> _REQUIRED WORK_
Swap "chevron-down-icon" for "dropdown-arrow-icon" wherever it occurs in the items below, then write the items out again with nothing else altered. Leave out the pictures.

++++ GIVEN DATA

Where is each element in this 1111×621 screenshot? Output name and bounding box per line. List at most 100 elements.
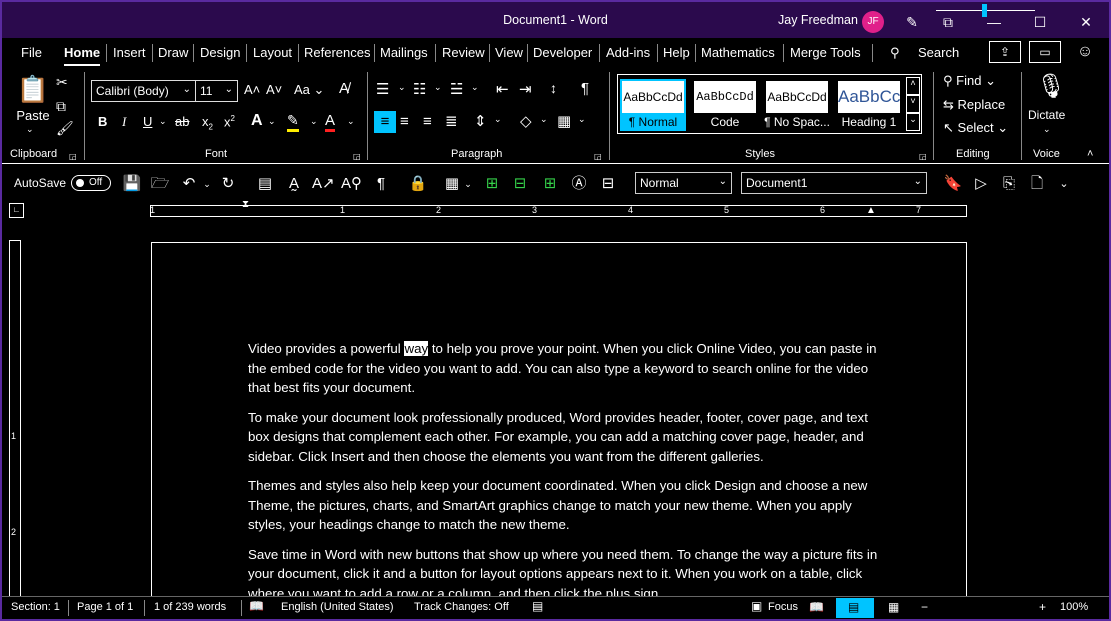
italic-icon[interactable]: I <box>122 114 126 130</box>
superscript-icon[interactable]: x2 <box>224 114 235 129</box>
sort-icon[interactable]: ↕ <box>550 80 557 96</box>
zoom-level[interactable]: 100% <box>1060 601 1088 613</box>
document-body[interactable]: Video provides a powerful way to help yo… <box>248 339 878 598</box>
smiley-feedback-icon[interactable]: ☺ <box>1074 41 1096 63</box>
multilevel-list-icon[interactable]: ☱ <box>450 80 463 98</box>
chevron-down-icon[interactable]: ⌄ <box>494 114 502 125</box>
grow-font-icon[interactable]: A˄ <box>244 82 260 97</box>
font-color-icon[interactable]: A <box>325 112 336 132</box>
document-properties-icon[interactable]: ▤ <box>255 174 275 194</box>
horizontal-ruler[interactable]: 1 1 2 3 4 5 6 7 ⧗ ▲ <box>150 199 967 217</box>
insert-row-icon[interactable]: ⊞ <box>482 174 502 194</box>
focus-button[interactable]: Focus <box>768 601 798 613</box>
zoom-in-button[interactable]: + <box>1039 600 1046 614</box>
chevron-down-icon[interactable]: ⌄ <box>434 82 442 93</box>
chevron-down-icon[interactable]: ⌄ <box>310 116 318 127</box>
customize-toolbar-icon[interactable]: ⌄ <box>1054 174 1074 194</box>
zoom-slider-thumb[interactable] <box>982 4 987 17</box>
collapse-ribbon-icon[interactable]: ˄ <box>1087 148 1093 160</box>
open-folder-icon[interactable]: 🗁 <box>150 174 170 194</box>
paragraph[interactable]: To make your document look professionall… <box>248 408 878 467</box>
align-left-icon[interactable]: ≡ <box>374 111 396 133</box>
zoom-out-button[interactable]: − <box>921 600 928 614</box>
paragraph[interactable]: Save time in Word with new buttons that … <box>248 545 878 599</box>
tab-help[interactable]: Help <box>663 45 690 60</box>
tab-mailings[interactable]: Mailings <box>380 45 428 60</box>
pen-icon[interactable]: ✎ <box>900 10 924 34</box>
comments-icon[interactable]: ▭ <box>1029 41 1061 63</box>
search-icon[interactable]: ⚲ <box>890 45 900 61</box>
undo-icon[interactable]: ↶ <box>179 174 199 194</box>
text-effects-icon[interactable]: A <box>251 112 263 130</box>
styles-scroll-up-icon[interactable]: ˄ <box>906 77 920 95</box>
right-indent-marker-icon[interactable]: ▲ <box>866 205 876 216</box>
page-indicator[interactable]: Page 1 of 1 <box>77 601 133 613</box>
dictate-button[interactable]: Dictate <box>1028 108 1065 122</box>
restore-display-icon[interactable]: ⧉ <box>936 10 960 34</box>
bold-icon[interactable]: B <box>98 114 107 129</box>
tab-selector-icon[interactable]: ∟ <box>9 203 24 218</box>
dialog-launcher-icon[interactable]: ◲ <box>919 152 927 161</box>
split-table-icon[interactable]: ⊟ <box>598 174 618 194</box>
paragraph-marks-icon[interactable]: ¶ <box>371 174 391 194</box>
style-normal[interactable]: AaBbCcDd ¶ Normal <box>620 79 686 131</box>
tab-references[interactable]: References <box>304 45 370 60</box>
chevron-down-icon[interactable]: ⌄ <box>398 82 406 93</box>
lock-icon[interactable]: 🔒 <box>408 174 428 194</box>
paragraph[interactable]: Themes and styles also help keep your do… <box>248 476 878 535</box>
find-button[interactable]: ⚲ Find ⌄ <box>943 73 996 89</box>
paragraph[interactable]: Video provides a powerful way to help yo… <box>248 339 878 398</box>
tab-mathematics[interactable]: Mathematics <box>701 45 775 60</box>
style-code[interactable]: AaBbCcDd Code <box>692 79 758 131</box>
justify-icon[interactable]: ≣ <box>445 111 458 133</box>
chevron-down-icon[interactable]: ⌄ <box>458 174 478 194</box>
chevron-down-icon[interactable]: ⌄ <box>268 116 276 127</box>
dialog-launcher-icon[interactable]: ◲ <box>353 152 361 161</box>
section-indicator[interactable]: Section: 1 <box>11 601 60 613</box>
read-mode-button[interactable]: 📖 <box>798 598 836 618</box>
clear-formatting-icon[interactable]: A̸ <box>339 80 349 97</box>
merge-cells-icon[interactable]: ⊞ <box>540 174 560 194</box>
autosave-toggle[interactable]: Off <box>71 175 111 191</box>
spelling-icon[interactable]: A̰ <box>284 174 304 194</box>
underline-icon[interactable]: U <box>143 114 152 129</box>
show-formatting-marks-icon[interactable]: ¶ <box>581 80 589 97</box>
tab-review[interactable]: Review <box>442 45 485 60</box>
tab-developer[interactable]: Developer <box>533 45 592 60</box>
align-center-icon[interactable]: ≡ <box>400 111 409 133</box>
borders-icon[interactable]: ▦ <box>557 111 571 133</box>
copy-icon[interactable]: ⧉ <box>56 98 66 115</box>
word-count[interactable]: 1 of 239 words <box>154 601 226 613</box>
focus-icon[interactable]: ▣ <box>751 599 762 613</box>
select-button[interactable]: ↖ Select ⌄ <box>943 120 1008 136</box>
cut-icon[interactable]: ✂ <box>56 74 68 91</box>
track-changes-indicator[interactable]: Track Changes: Off <box>414 601 509 613</box>
tab-add-ins[interactable]: Add-ins <box>606 45 650 60</box>
tab-merge-tools[interactable]: Merge Tools <box>790 45 861 60</box>
font-size-select[interactable]: 11 ⌄ <box>195 80 238 102</box>
chevron-down-icon[interactable]: ⌄ <box>197 174 217 194</box>
web-layout-button[interactable]: ▦ <box>876 598 914 618</box>
microphone-icon[interactable]: 🎙 <box>1036 72 1066 101</box>
align-right-icon[interactable]: ≡ <box>423 111 432 133</box>
subscript-icon[interactable]: x2 <box>202 114 213 132</box>
dialog-launcher-icon[interactable]: ◲ <box>69 152 77 161</box>
proofing-book-icon[interactable]: 📖 <box>249 599 264 613</box>
style-no-spacing[interactable]: AaBbCcDd ¶ No Spac... <box>764 79 830 131</box>
numbering-icon[interactable]: ☷ <box>413 80 426 98</box>
styles-more-icon[interactable]: ⌄ <box>906 113 920 131</box>
language-indicator[interactable]: English (United States) <box>281 601 394 613</box>
close-icon[interactable]: ✕ <box>1074 10 1098 34</box>
chevron-down-icon[interactable]: ⌄ <box>471 82 479 93</box>
new-document-icon[interactable]: 🗋 <box>1027 174 1047 194</box>
indent-marker-icon[interactable]: ⧗ <box>242 199 249 210</box>
highlight-color-icon[interactable]: ✎ <box>287 112 299 132</box>
bookmark-icon[interactable]: 🔖 <box>943 174 963 194</box>
delete-row-icon[interactable]: ⊟ <box>510 174 530 194</box>
strikethrough-icon[interactable]: ab <box>175 114 189 129</box>
comment-next-icon[interactable]: ▷ <box>971 174 991 194</box>
line-spacing-icon[interactable]: ⇕ <box>474 111 487 133</box>
chevron-down-icon[interactable]: ⌄ <box>540 114 548 125</box>
shading-icon[interactable]: ◇ <box>520 111 532 133</box>
tab-insert[interactable]: Insert <box>113 45 146 60</box>
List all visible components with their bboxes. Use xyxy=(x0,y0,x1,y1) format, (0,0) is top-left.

++++++++

> _COMPLETED TASK_
Where is each element in this 1111×621 screenshot? Output name and bounding box per line. List at most 100 elements.
italic-icon[interactable]: I <box>122 114 126 130</box>
superscript-icon[interactable]: x2 <box>224 114 235 129</box>
sort-icon[interactable]: ↕ <box>550 80 557 96</box>
zoom-level[interactable]: 100% <box>1060 601 1088 613</box>
document-body[interactable]: Video provides a powerful way to help yo… <box>248 339 878 598</box>
smiley-feedback-icon[interactable]: ☺ <box>1074 41 1096 63</box>
multilevel-list-icon[interactable]: ☱ <box>450 80 463 98</box>
dropdown-arrow-icon[interactable]: ⌄ <box>494 114 502 125</box>
grow-font-icon[interactable]: A˄ <box>244 82 260 97</box>
font-color-icon[interactable]: A <box>325 112 336 132</box>
document-properties-icon[interactable]: ▤ <box>255 174 275 194</box>
horizontal-ruler[interactable]: 1 1 2 3 4 5 6 7 ⧗ ▲ <box>150 199 967 217</box>
insert-row-icon[interactable]: ⊞ <box>482 174 502 194</box>
focus-button[interactable]: Focus <box>768 601 798 613</box>
zoom-in-button[interactable]: + <box>1039 600 1046 614</box>
dropdown-arrow-icon[interactable]: ⌄ <box>434 82 442 93</box>
dropdown-arrow-icon[interactable]: ⌄ <box>310 116 318 127</box>
customize-toolbar-icon[interactable]: ⌄ <box>1054 174 1074 194</box>
zoom-slider-thumb[interactable] <box>982 4 987 17</box>
collapse-ribbon-icon[interactable]: ˄ <box>1087 148 1093 160</box>
open-folder-icon[interactable]: 🗁 <box>150 174 170 194</box>
paragraph[interactable]: To make your document look professionall… <box>248 408 878 467</box>
align-left-icon[interactable]: ≡ <box>374 111 396 133</box>
zoom-out-button[interactable]: − <box>921 600 928 614</box>
paragraph[interactable]: Save time in Word with new buttons that … <box>248 545 878 599</box>
tab-help[interactable]: Help <box>663 45 690 60</box>
tab-mailings[interactable]: Mailings <box>380 45 428 60</box>
pen-icon[interactable]: ✎ <box>900 10 924 34</box>
comments-icon[interactable]: ▭ <box>1029 41 1061 63</box>
search-icon[interactable]: ⚲ <box>890 45 900 61</box>
undo-icon[interactable]: ↶ <box>179 174 199 194</box>
text-effects-icon[interactable]: A <box>251 112 263 130</box>
styles-scroll-up-icon[interactable]: ˄ <box>906 77 920 95</box>
right-indent-marker-icon[interactable]: ▲ <box>866 205 876 216</box>
page-indicator[interactable]: Page 1 of 1 <box>77 601 133 613</box>
dictate-button[interactable]: Dictate <box>1028 108 1065 122</box>
restore-display-icon[interactable]: ⧉ <box>936 10 960 34</box>
bold-icon[interactable]: B <box>98 114 107 129</box>
tab-selector-icon[interactable]: ∟ <box>9 203 24 218</box>
dialog-launcher-icon[interactable]: ◲ <box>919 152 927 161</box>
split-table-icon[interactable]: ⊟ <box>598 174 618 194</box>
paragraph-marks-icon[interactable]: ¶ <box>371 174 391 194</box>
style-normal[interactable]: AaBbCcDd ¶ Normal <box>620 79 686 131</box>
tab-references[interactable]: References <box>304 45 370 60</box>
dropdown-arrow-icon[interactable]: ⌄ <box>398 82 406 93</box>
lock-icon[interactable]: 🔒 <box>408 174 428 194</box>
paragraph[interactable]: Themes and styles also help keep your do… <box>248 476 878 535</box>
find-button[interactable]: ⚲ Find ⌄ <box>943 73 996 89</box>
paragraph[interactable]: Video provides a powerful way to help yo… <box>248 339 878 398</box>
tab-mathematics[interactable]: Mathematics <box>701 45 775 60</box>
style-code[interactable]: AaBbCcDd Code <box>692 79 758 131</box>
justify-icon[interactable]: ≣ <box>445 111 458 133</box>
dropdown-arrow-icon[interactable]: ⌄ <box>458 174 478 194</box>
dropdown-arrow-icon[interactable]: ⌄ <box>268 116 276 127</box>
dialog-launcher-icon[interactable]: ◲ <box>353 152 361 161</box>
section-indicator[interactable]: Section: 1 <box>11 601 60 613</box>
read-mode-button[interactable]: 📖 <box>798 598 836 618</box>
clear-formatting-icon[interactable]: A̸ <box>339 80 349 97</box>
merge-cells-icon[interactable]: ⊞ <box>540 174 560 194</box>
autosave-toggle[interactable]: Off <box>71 175 111 191</box>
spelling-icon[interactable]: A̰ <box>284 174 304 194</box>
underline-icon[interactable]: U <box>143 114 152 129</box>
show-formatting-marks-icon[interactable]: ¶ <box>581 80 589 97</box>
tab-review[interactable]: Review <box>442 45 485 60</box>
tab-developer[interactable]: Developer <box>533 45 592 60</box>
align-center-icon[interactable]: ≡ <box>400 111 409 133</box>
borders-icon[interactable]: ▦ <box>557 111 571 133</box>
copy-icon[interactable]: ⧉ <box>56 98 66 115</box>
word-count[interactable]: 1 of 239 words <box>154 601 226 613</box>
focus-icon[interactable]: ▣ <box>751 599 762 613</box>
select-button[interactable]: ↖ Select ⌄ <box>943 120 1008 136</box>
cut-icon[interactable]: ✂ <box>56 74 68 91</box>
track-changes-indicator[interactable]: Track Changes: Off <box>414 601 509 613</box>
tab-add-ins[interactable]: Add-ins <box>606 45 650 60</box>
tab-merge-tools[interactable]: Merge Tools <box>790 45 861 60</box>
font-size-select[interactable]: 11 ⌄ <box>195 80 238 102</box>
dropdown-arrow-icon[interactable]: ⌄ <box>197 174 217 194</box>
web-layout-button[interactable]: ▦ <box>876 598 914 618</box>
microphone-icon[interactable]: 🎙 <box>1036 72 1066 101</box>
align-right-icon[interactable]: ≡ <box>423 111 432 133</box>
subscript-icon[interactable]: x2 <box>202 114 213 132</box>
dialog-launcher-icon[interactable]: ◲ <box>69 152 77 161</box>
proofing-book-icon[interactable]: 📖 <box>249 599 264 613</box>
style-no-spacing[interactable]: AaBbCcDd ¶ No Spac... <box>764 79 830 131</box>
numbering-icon[interactable]: ☷ <box>413 80 426 98</box>
styles-more-icon[interactable]: ⌄ <box>906 113 920 131</box>
language-indicator[interactable]: English (United States) <box>281 601 394 613</box>
close-icon[interactable]: ✕ <box>1074 10 1098 34</box>
dropdown-arrow-icon[interactable]: ⌄ <box>471 82 479 93</box>
new-document-icon[interactable]: 🗋 <box>1027 174 1047 194</box>
indent-marker-icon[interactable]: ⧗ <box>242 199 249 210</box>
highlight-color-icon[interactable]: ✎ <box>287 112 299 132</box>
bookmark-icon[interactable]: 🔖 <box>943 174 963 194</box>
delete-row-icon[interactable]: ⊟ <box>510 174 530 194</box>
strikethrough-icon[interactable]: ab <box>175 114 189 129</box>
comment-next-icon[interactable]: ▷ <box>971 174 991 194</box>
line-spacing-icon[interactable]: ⇕ <box>474 111 487 133</box>
dropdown-arrow-icon[interactable]: ⌄ <box>540 114 548 125</box>
shading-icon[interactable]: ◇ <box>520 111 532 133</box>
tab-insert[interactable]: Insert <box>113 45 146 60</box>
List all visible components with their bboxes. Use xyxy=(x0,y0,x1,y1) format, (0,0) is top-left.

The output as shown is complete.